EXTRACTED MATERIAL:
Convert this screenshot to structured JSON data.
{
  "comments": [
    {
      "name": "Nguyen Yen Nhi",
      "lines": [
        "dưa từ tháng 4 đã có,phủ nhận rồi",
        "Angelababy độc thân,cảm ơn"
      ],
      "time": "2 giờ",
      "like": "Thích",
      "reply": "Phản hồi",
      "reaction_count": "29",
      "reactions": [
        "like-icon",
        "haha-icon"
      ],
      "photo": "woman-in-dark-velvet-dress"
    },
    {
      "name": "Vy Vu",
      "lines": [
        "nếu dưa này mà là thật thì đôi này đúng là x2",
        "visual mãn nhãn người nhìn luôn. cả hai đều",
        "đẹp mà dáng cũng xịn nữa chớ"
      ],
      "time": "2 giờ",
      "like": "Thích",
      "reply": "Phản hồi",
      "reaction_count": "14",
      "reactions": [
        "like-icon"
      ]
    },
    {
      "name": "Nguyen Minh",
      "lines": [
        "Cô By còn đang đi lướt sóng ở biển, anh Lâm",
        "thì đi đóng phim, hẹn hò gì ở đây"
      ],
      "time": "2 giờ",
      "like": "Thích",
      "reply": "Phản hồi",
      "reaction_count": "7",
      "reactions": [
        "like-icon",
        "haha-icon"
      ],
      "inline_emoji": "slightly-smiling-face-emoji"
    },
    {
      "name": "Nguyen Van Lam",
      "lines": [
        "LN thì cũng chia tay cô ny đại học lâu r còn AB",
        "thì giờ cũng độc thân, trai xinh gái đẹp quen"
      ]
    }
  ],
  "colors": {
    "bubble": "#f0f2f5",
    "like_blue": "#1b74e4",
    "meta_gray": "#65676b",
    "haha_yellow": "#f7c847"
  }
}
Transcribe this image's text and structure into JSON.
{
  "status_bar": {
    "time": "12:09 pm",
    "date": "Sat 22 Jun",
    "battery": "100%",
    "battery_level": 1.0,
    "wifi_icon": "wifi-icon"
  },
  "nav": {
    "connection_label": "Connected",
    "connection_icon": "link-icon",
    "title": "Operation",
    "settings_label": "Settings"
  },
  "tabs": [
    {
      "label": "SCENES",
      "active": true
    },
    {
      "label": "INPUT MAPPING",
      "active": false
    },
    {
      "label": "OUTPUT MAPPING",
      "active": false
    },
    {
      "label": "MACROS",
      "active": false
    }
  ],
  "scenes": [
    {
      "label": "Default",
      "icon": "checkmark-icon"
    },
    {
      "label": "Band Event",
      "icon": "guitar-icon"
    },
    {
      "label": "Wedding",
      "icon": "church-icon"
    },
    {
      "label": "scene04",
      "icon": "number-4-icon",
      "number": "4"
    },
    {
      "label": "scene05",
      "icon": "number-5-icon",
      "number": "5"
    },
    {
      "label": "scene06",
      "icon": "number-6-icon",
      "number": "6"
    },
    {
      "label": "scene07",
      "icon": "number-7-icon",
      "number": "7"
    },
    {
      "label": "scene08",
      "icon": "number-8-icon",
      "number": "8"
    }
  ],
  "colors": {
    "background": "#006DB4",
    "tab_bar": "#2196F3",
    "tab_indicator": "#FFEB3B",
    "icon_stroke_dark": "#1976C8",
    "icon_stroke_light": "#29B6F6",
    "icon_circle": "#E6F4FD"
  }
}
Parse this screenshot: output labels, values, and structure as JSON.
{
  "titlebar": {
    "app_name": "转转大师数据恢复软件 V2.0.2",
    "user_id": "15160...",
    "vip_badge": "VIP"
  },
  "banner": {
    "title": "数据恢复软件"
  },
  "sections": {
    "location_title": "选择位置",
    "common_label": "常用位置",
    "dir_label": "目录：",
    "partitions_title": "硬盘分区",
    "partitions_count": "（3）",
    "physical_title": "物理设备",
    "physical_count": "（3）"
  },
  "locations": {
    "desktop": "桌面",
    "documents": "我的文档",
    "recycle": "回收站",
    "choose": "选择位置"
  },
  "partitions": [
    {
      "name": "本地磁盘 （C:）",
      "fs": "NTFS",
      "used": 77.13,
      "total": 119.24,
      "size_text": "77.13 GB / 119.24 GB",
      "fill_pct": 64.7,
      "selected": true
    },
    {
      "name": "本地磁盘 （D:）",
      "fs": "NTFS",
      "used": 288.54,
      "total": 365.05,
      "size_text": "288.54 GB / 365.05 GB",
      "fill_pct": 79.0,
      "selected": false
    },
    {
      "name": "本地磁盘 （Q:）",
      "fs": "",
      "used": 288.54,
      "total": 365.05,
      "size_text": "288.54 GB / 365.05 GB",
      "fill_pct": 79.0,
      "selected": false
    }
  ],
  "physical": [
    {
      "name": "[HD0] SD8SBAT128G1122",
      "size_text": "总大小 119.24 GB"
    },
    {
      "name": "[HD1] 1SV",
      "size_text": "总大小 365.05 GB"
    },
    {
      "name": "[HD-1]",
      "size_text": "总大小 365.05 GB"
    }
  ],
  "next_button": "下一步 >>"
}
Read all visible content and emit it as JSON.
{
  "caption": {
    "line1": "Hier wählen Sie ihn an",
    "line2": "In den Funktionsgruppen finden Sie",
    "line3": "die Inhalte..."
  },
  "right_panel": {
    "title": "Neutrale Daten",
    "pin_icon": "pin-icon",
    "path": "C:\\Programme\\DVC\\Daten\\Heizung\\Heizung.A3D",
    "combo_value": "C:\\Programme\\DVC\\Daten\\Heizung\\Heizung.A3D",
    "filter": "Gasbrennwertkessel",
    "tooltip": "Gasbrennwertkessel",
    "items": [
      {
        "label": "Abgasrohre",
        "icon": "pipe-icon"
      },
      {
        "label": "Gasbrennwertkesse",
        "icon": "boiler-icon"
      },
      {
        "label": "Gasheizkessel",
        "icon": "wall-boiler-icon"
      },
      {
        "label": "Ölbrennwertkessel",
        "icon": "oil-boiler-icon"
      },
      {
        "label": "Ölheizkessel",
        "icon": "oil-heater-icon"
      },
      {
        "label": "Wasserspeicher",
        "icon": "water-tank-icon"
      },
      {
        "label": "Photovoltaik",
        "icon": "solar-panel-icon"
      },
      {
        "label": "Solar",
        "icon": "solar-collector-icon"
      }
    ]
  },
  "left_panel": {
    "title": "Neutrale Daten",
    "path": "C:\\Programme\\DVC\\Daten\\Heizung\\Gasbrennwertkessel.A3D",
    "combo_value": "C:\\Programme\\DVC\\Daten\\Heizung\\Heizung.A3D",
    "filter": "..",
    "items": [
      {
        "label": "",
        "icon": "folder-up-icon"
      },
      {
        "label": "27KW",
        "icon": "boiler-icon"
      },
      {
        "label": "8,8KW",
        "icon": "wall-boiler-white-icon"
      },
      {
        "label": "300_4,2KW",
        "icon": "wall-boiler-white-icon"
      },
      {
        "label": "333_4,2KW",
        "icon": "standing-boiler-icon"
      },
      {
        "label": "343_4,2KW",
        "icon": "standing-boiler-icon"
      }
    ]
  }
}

WRITTEN TASK: Restate each entry exactly, skipping none.

OUTPUT BELOW:
Convert this screenshot to structured JSON data.
{
  "comments": [
    {
      "name": "Nguyen Yen Nhi",
      "lines": [
        "dưa từ tháng 4 đã có,phủ nhận rồi",
        "Angelababy độc thân,cảm ơn"
      ],
      "time": "2 giờ",
      "like": "Thích",
      "reply": "Phản hồi",
      "reaction_count": "29",
      "reactions": [
        "like-icon",
        "haha-icon"
      ],
      "photo": "woman-in-dark-velvet-dress"
    },
    {
      "name": "Vy Vu",
      "lines": [
        "nếu dưa này mà là thật thì đôi này đúng là x2",
        "visual mãn nhãn người nhìn luôn. cả hai đều",
        "đẹp mà dáng cũng xịn nữa chớ"
      ],
      "time": "2 giờ",
      "like": "Thích",
      "reply": "Phản hồi",
      "reaction_count": "14",
      "reactions": [
        "like-icon"
      ]
    },
    {
      "name": "Nguyen Minh",
      "lines": [
        "Cô By còn đang đi lướt sóng ở biển, anh Lâm",
        "thì đi đóng phim, hẹn hò gì ở đây"
      ],
      "time": "2 giờ",
      "like": "Thích",
      "reply": "Phản hồi",
      "reaction_count": "7",
      "reactions": [
        "like-icon",
        "haha-icon"
      ],
      "inline_emoji": "slightly-smiling-face-emoji"
    },
    {
      "name": "Nguyen Van Lam",
      "lines": [
        "LN thì cũng chia tay cô ny đại học lâu r còn AB",
        "thì giờ cũng độc thân, trai xinh gái đẹp quen"
      ]
    }
  ],
  "colors": {
    "bubble": "#f0f2f5",
    "like_blue": "#1b74e4",
    "meta_gray": "#65676b",
    "haha_yellow": "#f7c847"
  }
}
Transcribe this image's text and structure into JSON.
{
  "status_bar": {
    "time": "12:09 pm",
    "date": "Sat 22 Jun",
    "battery": "100%",
    "battery_level": 1.0,
    "wifi_icon": "wifi-icon"
  },
  "nav": {
    "connection_label": "Connected",
    "connection_icon": "link-icon",
    "title": "Operation",
    "settings_label": "Settings"
  },
  "tabs": [
    {
      "label": "SCENES",
      "active": true
    },
    {
      "label": "INPUT MAPPING",
      "active": false
    },
    {
      "label": "OUTPUT MAPPING",
      "active": false
    },
    {
      "label": "MACROS",
      "active": false
    }
  ],
  "scenes": [
    {
      "label": "Default",
      "icon": "checkmark-icon"
    },
    {
      "label": "Band Event",
      "icon": "guitar-icon"
    },
    {
      "label": "Wedding",
      "icon": "church-icon"
    },
    {
      "label": "scene04",
      "icon": "number-4-icon",
      "number": "4"
    },
    {
      "label": "scene05",
      "icon": "number-5-icon",
      "number": "5"
    },
    {
      "label": "scene06",
      "icon": "number-6-icon",
      "number": "6"
    },
    {
      "label": "scene07",
      "icon": "number-7-icon",
      "number": "7"
    },
    {
      "label": "scene08",
      "icon": "number-8-icon",
      "number": "8"
    }
  ],
  "colors": {
    "background": "#006DB4",
    "tab_bar": "#2196F3",
    "tab_indicator": "#FFEB3B",
    "icon_stroke_dark": "#1976C8",
    "icon_stroke_light": "#29B6F6",
    "icon_circle": "#E6F4FD"
  }
}
Parse this screenshot: output labels, values, and structure as JSON.
{
  "titlebar": {
    "app_name": "转转大师数据恢复软件 V2.0.2",
    "user_id": "15160...",
    "vip_badge": "VIP"
  },
  "banner": {
    "title": "数据恢复软件"
  },
  "sections": {
    "location_title": "选择位置",
    "common_label": "常用位置",
    "dir_label": "目录：",
    "partitions_title": "硬盘分区",
    "partitions_count": "（3）",
    "physical_title": "物理设备",
    "physical_count": "（3）"
  },
  "locations": {
    "desktop": "桌面",
    "documents": "我的文档",
    "recycle": "回收站",
    "choose": "选择位置"
  },
  "partitions": [
    {
      "name": "本地磁盘 （C:）",
      "fs": "NTFS",
      "used": 77.13,
      "total": 119.24,
      "size_text": "77.13 GB / 119.24 GB",
      "fill_pct": 64.7,
      "selected": true
    },
    {
      "name": "本地磁盘 （D:）",
      "fs": "NTFS",
      "used": 288.54,
      "total": 365.05,
      "size_text": "288.54 GB / 365.05 GB",
      "fill_pct": 79.0,
      "selected": false
    },
    {
      "name": "本地磁盘 （Q:）",
      "fs": "",
      "used": 288.54,
      "total": 365.05,
      "size_text": "288.54 GB / 365.05 GB",
      "fill_pct": 79.0,
      "selected": false
    }
  ],
  "physical": [
    {
      "name": "[HD0] SD8SBAT128G1122",
      "size_text": "总大小 119.24 GB"
    },
    {
      "name": "[HD1] 1SV",
      "size_text": "总大小 365.05 GB"
    },
    {
      "name": "[HD-1]",
      "size_text": "总大小 365.05 GB"
    }
  ],
  "next_button": "下一步 >>"
}
Read all visible content and emit it as JSON.
{
  "caption": {
    "line1": "Hier wählen Sie ihn an",
    "line2": "In den Funktionsgruppen finden Sie",
    "line3": "die Inhalte..."
  },
  "right_panel": {
    "title": "Neutrale Daten",
    "pin_icon": "pin-icon",
    "path": "C:\\Programme\\DVC\\Daten\\Heizung\\Heizung.A3D",
    "combo_value": "C:\\Programme\\DVC\\Daten\\Heizung\\Heizung.A3D",
    "filter": "Gasbrennwertkessel",
    "tooltip": "Gasbrennwertkessel",
    "items": [
      {
        "label": "Abgasrohre",
        "icon": "pipe-icon"
      },
      {
        "label": "Gasbrennwertkesse",
        "icon": "boiler-icon"
      },
      {
        "label": "Gasheizkessel",
        "icon": "wall-boiler-icon"
      },
      {
        "label": "Ölbrennwertkessel",
        "icon": "oil-boiler-icon"
      },
      {
        "label": "Ölheizkessel",
        "icon": "oil-heater-icon"
      },
      {
        "label": "Wasserspeicher",
        "icon": "water-tank-icon"
      },
      {
        "label": "Photovoltaik",
        "icon": "solar-panel-icon"
      },
      {
        "label": "Solar",
        "icon": "solar-collector-icon"
      }
    ]
  },
  "left_panel": {
    "title": "Neutrale Daten",
    "path": "C:\\Programme\\DVC\\Daten\\Heizung\\Gasbrennwertkessel.A3D",
    "combo_value": "C:\\Programme\\DVC\\Daten\\Heizung\\Heizung.A3D",
    "filter": "..",
    "items": [
      {
        "label": "",
        "icon": "folder-up-icon"
      },
      {
        "label": "27KW",
        "icon": "boiler-icon"
      },
      {
        "label": "8,8KW",
        "icon": "wall-boiler-white-icon"
      },
      {
        "label": "300_4,2KW",
        "icon": "wall-boiler-white-icon"
      },
      {
        "label": "333_4,2KW",
        "icon": "standing-boiler-icon"
      },
      {
        "label": "343_4,2KW",
        "icon": "standing-boiler-icon"
      }
    ]
  }
}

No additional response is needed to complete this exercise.